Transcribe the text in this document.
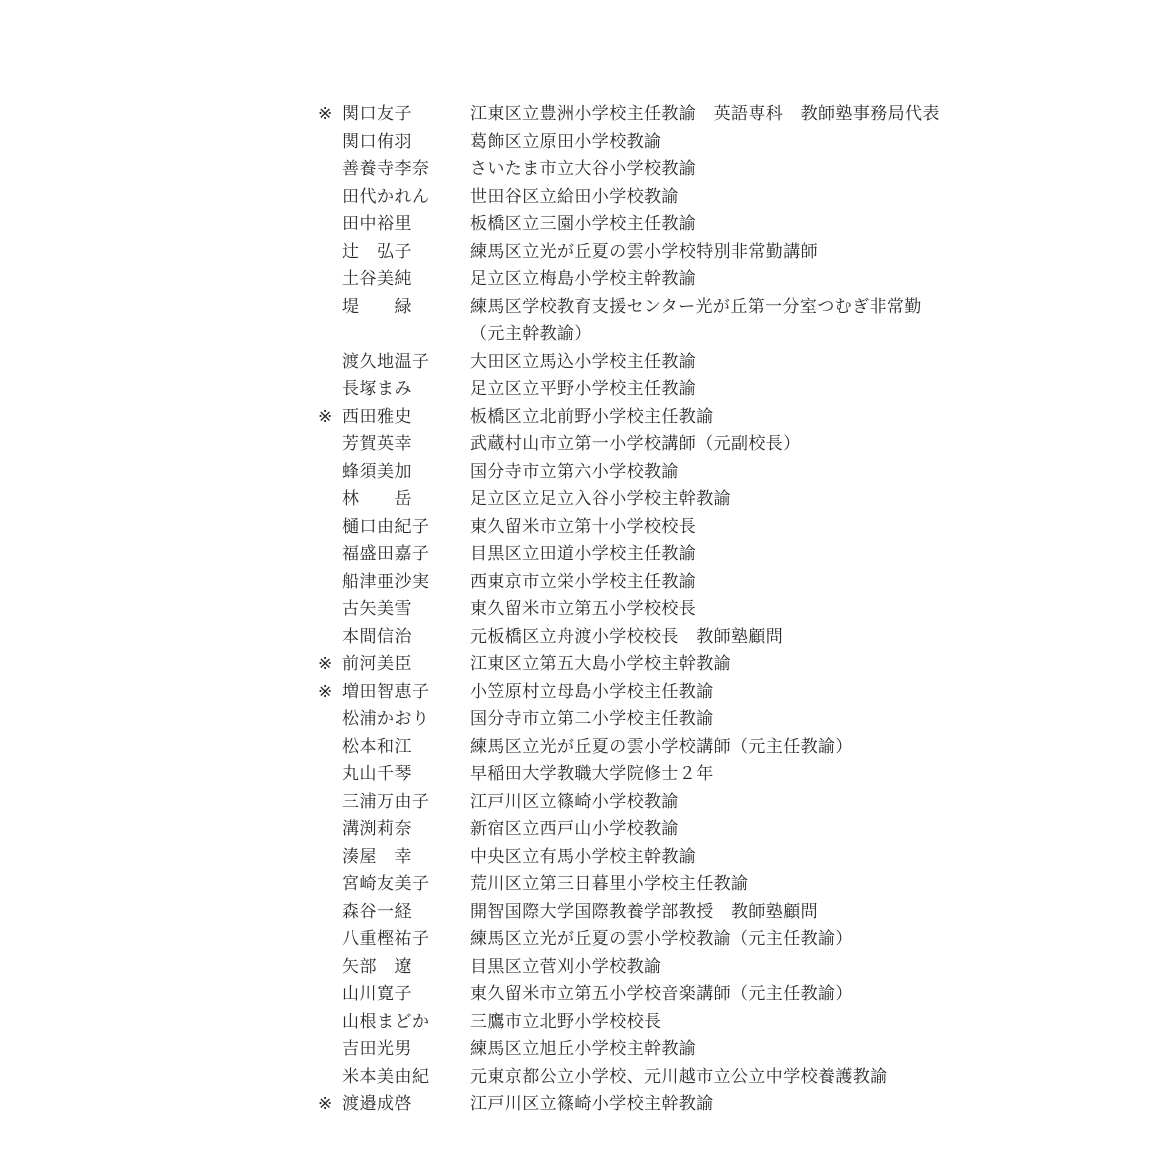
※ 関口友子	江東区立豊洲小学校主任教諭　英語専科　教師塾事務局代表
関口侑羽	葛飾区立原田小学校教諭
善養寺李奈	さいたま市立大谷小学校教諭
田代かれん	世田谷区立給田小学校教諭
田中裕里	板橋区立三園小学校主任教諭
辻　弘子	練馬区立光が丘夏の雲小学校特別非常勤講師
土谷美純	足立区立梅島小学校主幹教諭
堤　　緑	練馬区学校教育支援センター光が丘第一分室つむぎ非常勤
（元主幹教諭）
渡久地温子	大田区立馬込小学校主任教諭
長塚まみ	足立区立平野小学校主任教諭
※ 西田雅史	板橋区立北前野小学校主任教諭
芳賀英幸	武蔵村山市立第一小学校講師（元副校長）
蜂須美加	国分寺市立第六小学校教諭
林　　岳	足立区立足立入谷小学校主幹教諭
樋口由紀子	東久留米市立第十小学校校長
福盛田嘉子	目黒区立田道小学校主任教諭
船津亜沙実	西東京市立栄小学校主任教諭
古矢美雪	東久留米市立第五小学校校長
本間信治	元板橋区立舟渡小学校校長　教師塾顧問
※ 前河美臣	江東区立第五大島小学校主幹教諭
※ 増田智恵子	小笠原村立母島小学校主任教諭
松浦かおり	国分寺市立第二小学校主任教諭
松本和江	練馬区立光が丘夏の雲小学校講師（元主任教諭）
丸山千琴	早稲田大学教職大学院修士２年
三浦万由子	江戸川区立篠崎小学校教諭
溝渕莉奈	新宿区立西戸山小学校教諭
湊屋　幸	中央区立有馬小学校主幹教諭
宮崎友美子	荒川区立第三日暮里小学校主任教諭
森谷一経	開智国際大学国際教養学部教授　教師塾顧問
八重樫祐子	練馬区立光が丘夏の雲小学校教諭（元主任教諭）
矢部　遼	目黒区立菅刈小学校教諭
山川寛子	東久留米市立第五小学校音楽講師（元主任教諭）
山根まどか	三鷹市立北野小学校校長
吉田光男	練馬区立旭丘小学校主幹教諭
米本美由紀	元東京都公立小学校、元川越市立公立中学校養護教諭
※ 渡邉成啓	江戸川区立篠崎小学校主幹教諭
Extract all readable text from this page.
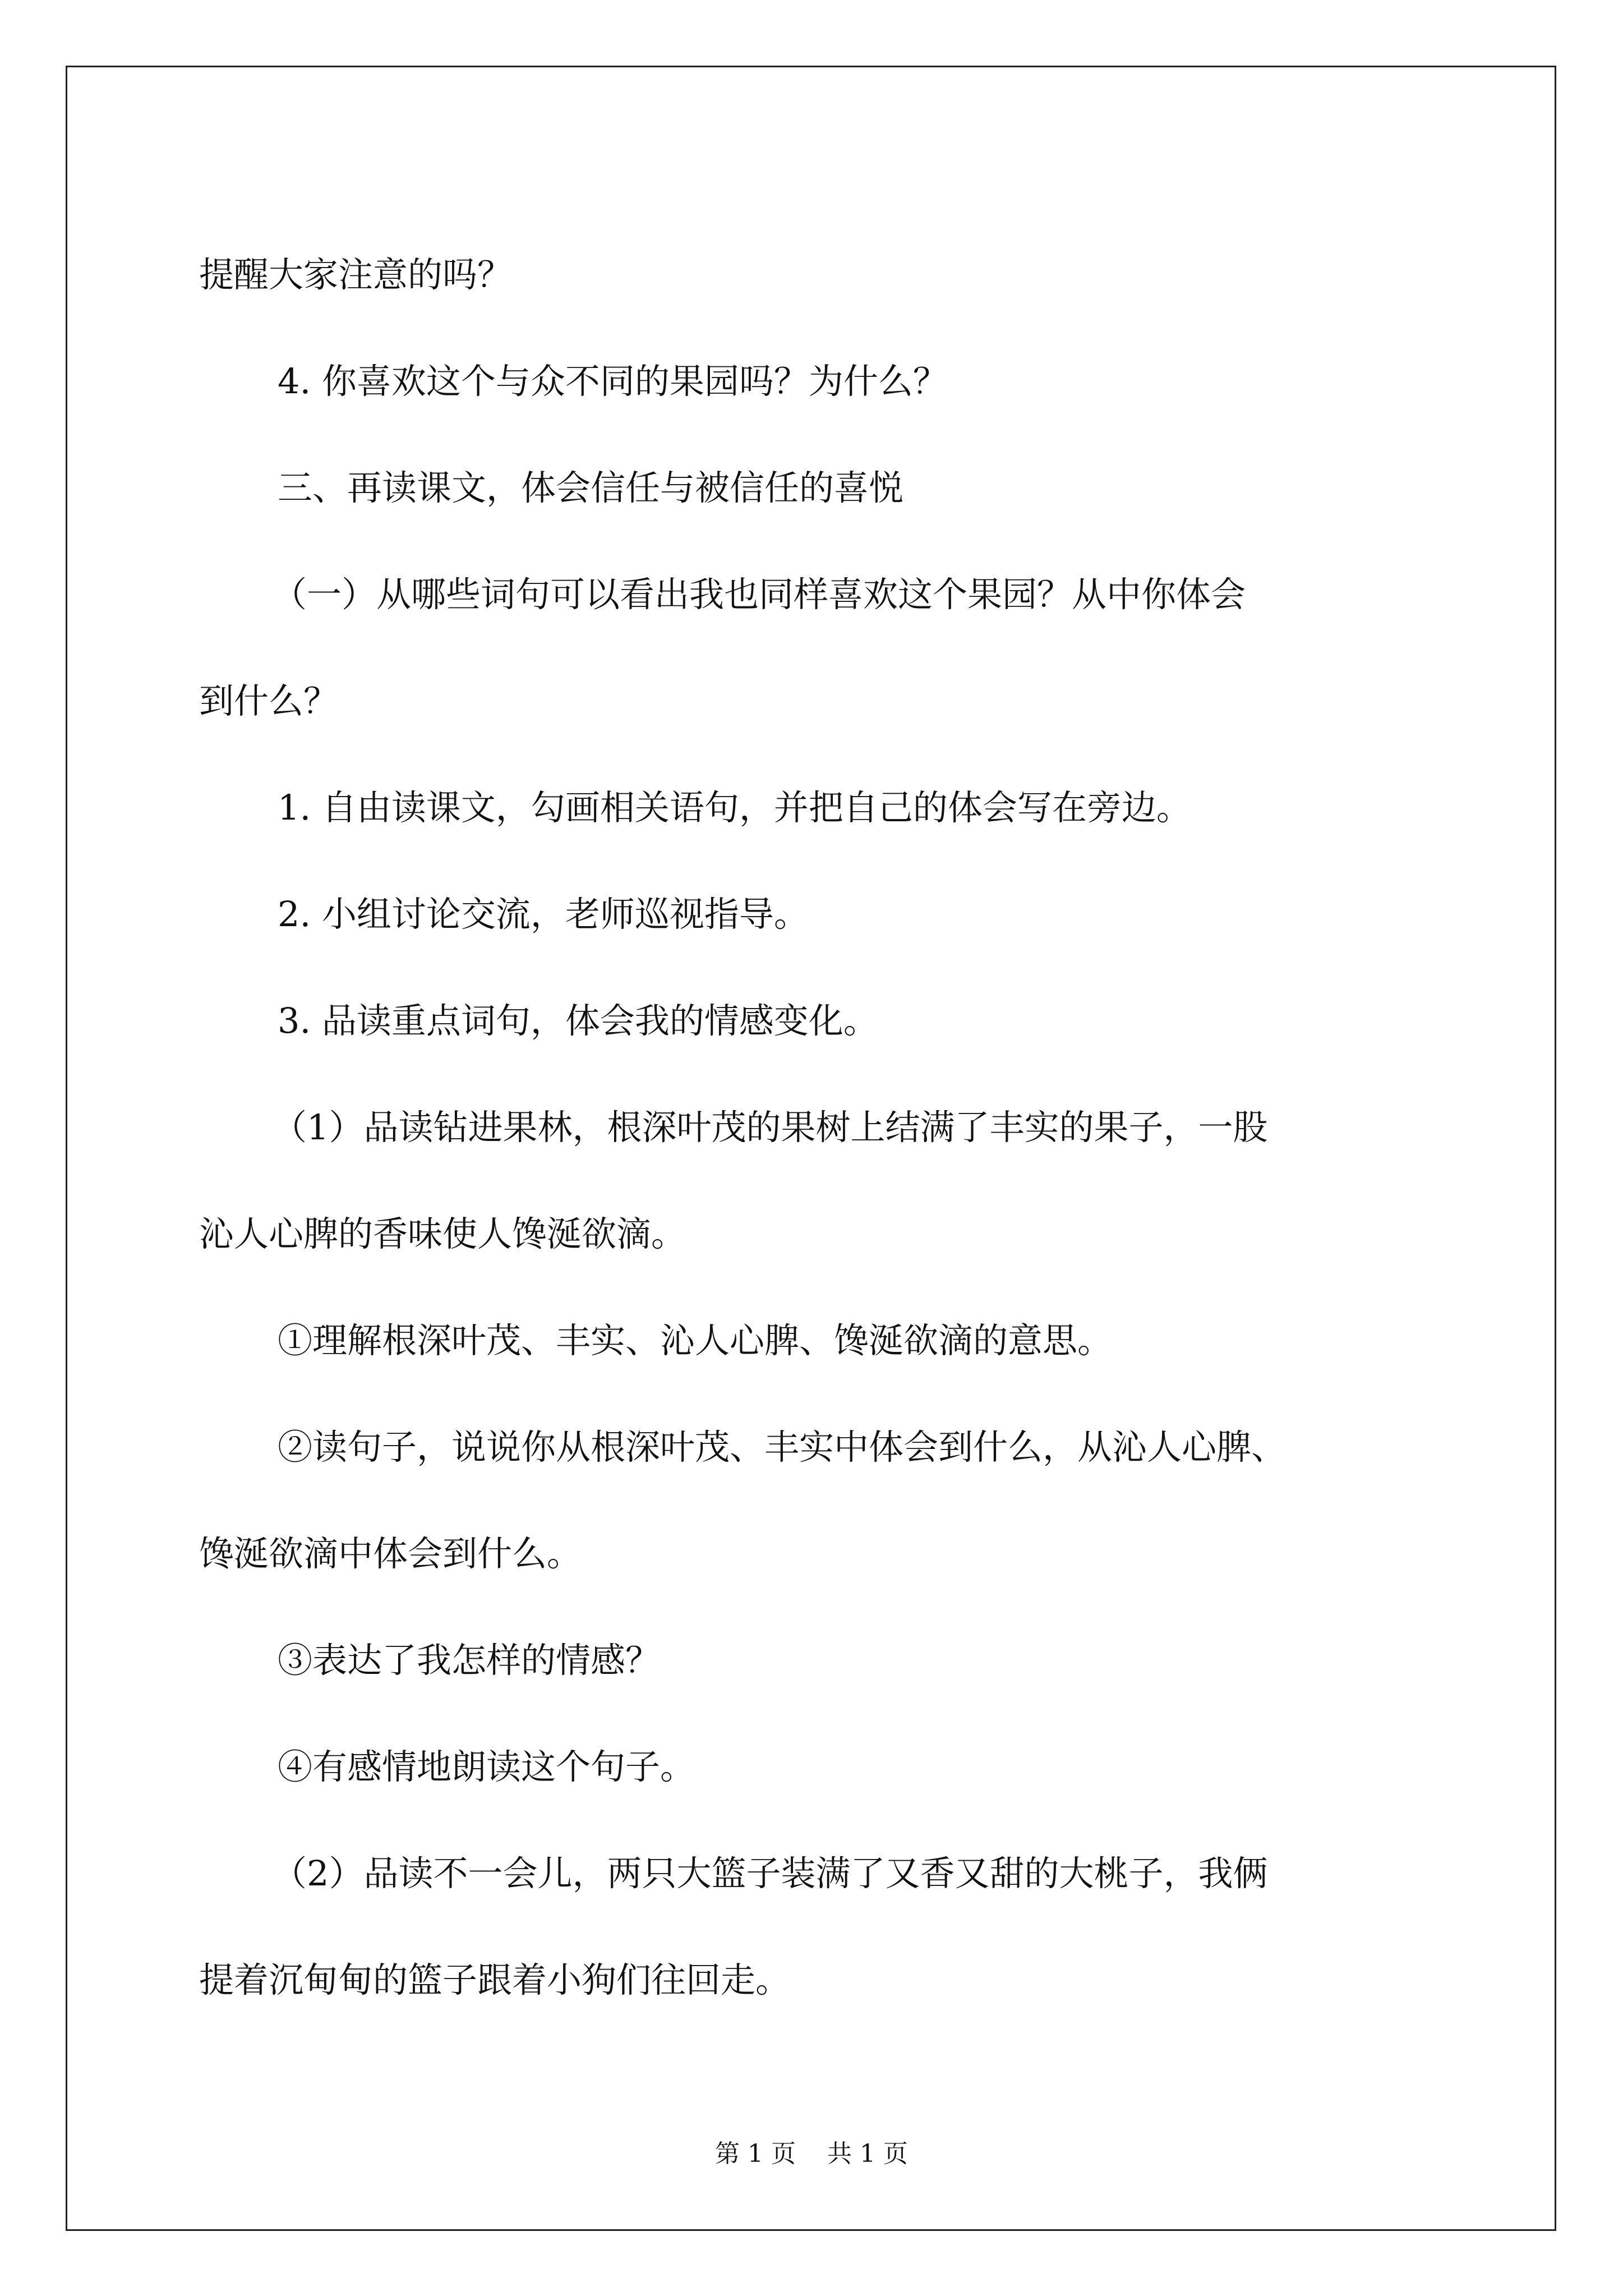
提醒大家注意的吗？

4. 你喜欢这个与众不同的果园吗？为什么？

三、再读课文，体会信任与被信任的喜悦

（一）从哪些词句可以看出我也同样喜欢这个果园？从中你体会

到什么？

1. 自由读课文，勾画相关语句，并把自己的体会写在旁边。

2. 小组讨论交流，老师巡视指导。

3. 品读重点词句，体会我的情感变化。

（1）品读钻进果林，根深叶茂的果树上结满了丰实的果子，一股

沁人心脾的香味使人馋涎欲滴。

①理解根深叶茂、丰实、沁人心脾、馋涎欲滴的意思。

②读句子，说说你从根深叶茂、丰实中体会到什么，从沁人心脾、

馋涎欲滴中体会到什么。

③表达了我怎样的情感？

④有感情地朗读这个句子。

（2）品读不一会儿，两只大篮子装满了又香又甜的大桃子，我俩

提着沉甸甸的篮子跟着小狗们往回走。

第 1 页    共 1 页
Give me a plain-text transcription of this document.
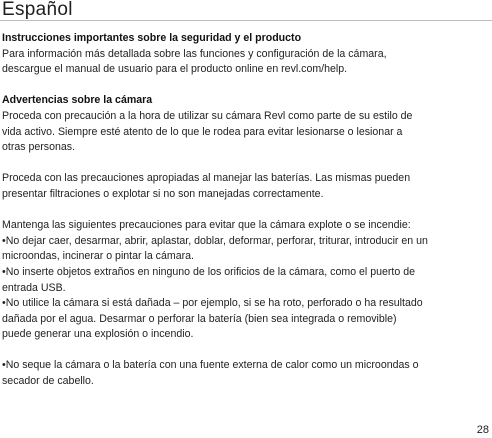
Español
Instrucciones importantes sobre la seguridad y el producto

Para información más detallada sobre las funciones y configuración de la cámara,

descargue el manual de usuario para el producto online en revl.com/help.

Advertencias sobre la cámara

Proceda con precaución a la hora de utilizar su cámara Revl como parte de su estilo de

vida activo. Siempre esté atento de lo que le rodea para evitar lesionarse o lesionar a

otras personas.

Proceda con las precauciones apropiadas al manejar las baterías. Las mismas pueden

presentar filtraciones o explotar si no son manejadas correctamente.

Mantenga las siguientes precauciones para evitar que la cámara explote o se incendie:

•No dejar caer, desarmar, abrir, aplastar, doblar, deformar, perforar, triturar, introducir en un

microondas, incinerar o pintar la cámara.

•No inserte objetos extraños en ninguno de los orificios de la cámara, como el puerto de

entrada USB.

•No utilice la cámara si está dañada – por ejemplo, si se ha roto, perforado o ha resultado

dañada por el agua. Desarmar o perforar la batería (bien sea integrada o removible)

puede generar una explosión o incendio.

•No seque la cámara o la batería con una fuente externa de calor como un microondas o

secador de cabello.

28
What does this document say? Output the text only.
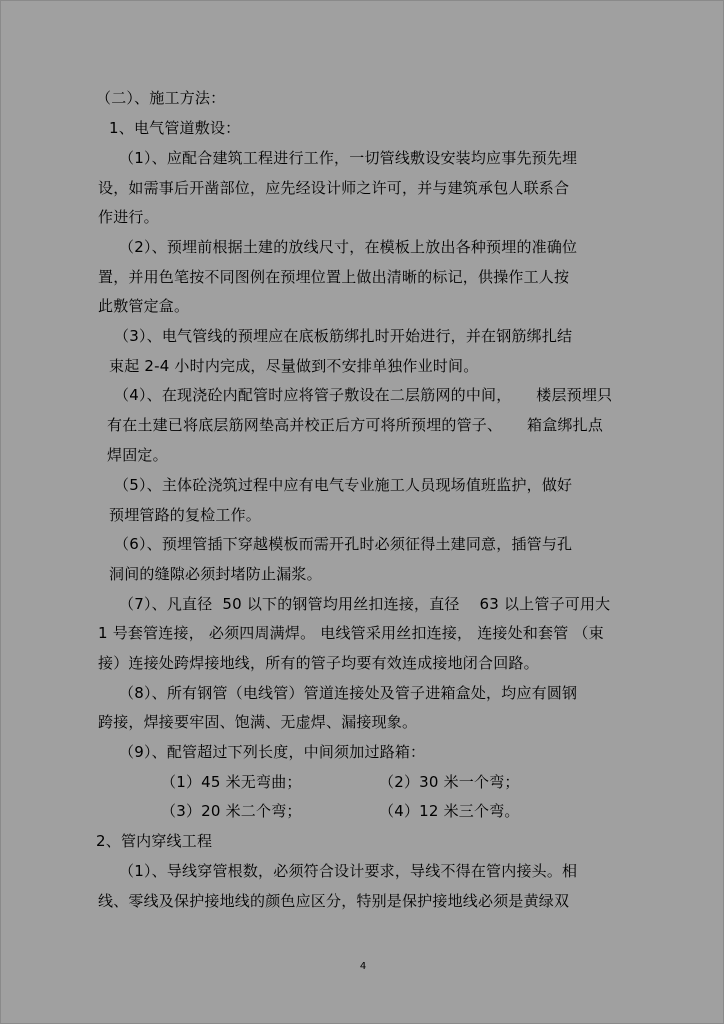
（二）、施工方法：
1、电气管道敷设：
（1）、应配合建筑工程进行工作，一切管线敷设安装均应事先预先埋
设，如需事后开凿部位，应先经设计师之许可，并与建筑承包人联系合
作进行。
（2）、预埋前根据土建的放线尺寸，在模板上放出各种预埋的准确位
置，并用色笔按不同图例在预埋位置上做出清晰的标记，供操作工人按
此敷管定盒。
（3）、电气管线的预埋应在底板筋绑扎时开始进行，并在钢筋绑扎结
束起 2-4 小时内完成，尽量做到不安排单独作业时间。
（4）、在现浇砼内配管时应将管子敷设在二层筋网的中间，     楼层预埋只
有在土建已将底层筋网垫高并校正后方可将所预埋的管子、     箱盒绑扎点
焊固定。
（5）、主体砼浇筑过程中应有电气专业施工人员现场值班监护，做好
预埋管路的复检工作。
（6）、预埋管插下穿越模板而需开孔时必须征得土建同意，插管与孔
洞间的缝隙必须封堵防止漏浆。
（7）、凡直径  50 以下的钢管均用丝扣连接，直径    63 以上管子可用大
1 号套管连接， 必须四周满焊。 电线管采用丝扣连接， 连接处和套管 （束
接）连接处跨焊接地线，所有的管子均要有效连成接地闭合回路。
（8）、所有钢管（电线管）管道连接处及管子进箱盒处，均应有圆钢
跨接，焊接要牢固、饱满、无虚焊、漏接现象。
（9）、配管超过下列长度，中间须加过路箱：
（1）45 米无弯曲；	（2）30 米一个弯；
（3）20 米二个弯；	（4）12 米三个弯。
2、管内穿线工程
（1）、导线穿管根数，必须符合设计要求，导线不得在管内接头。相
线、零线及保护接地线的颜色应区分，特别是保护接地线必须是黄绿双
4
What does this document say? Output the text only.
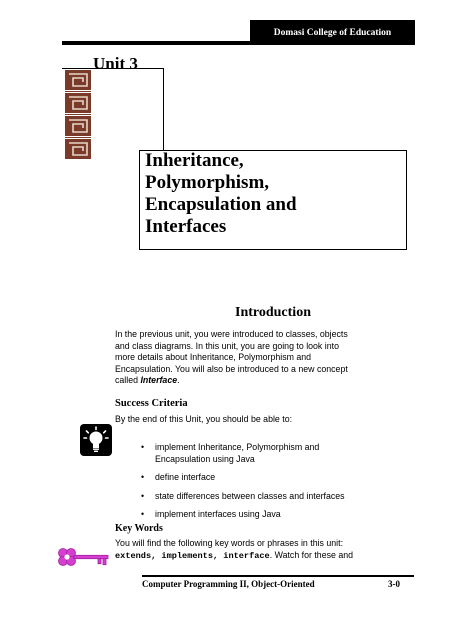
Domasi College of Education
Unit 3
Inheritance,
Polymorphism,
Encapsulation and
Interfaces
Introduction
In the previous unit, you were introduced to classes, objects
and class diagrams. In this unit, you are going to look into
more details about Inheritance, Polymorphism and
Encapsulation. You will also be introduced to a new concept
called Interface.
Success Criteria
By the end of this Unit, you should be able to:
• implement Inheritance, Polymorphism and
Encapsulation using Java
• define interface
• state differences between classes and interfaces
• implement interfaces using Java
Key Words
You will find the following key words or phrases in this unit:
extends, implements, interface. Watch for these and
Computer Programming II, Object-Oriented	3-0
══════════════════════════════
### Your goal
What is the number of lines in the data that hold the word "sobre"? Reply with that number and nothing else.

### Solution for this problem
3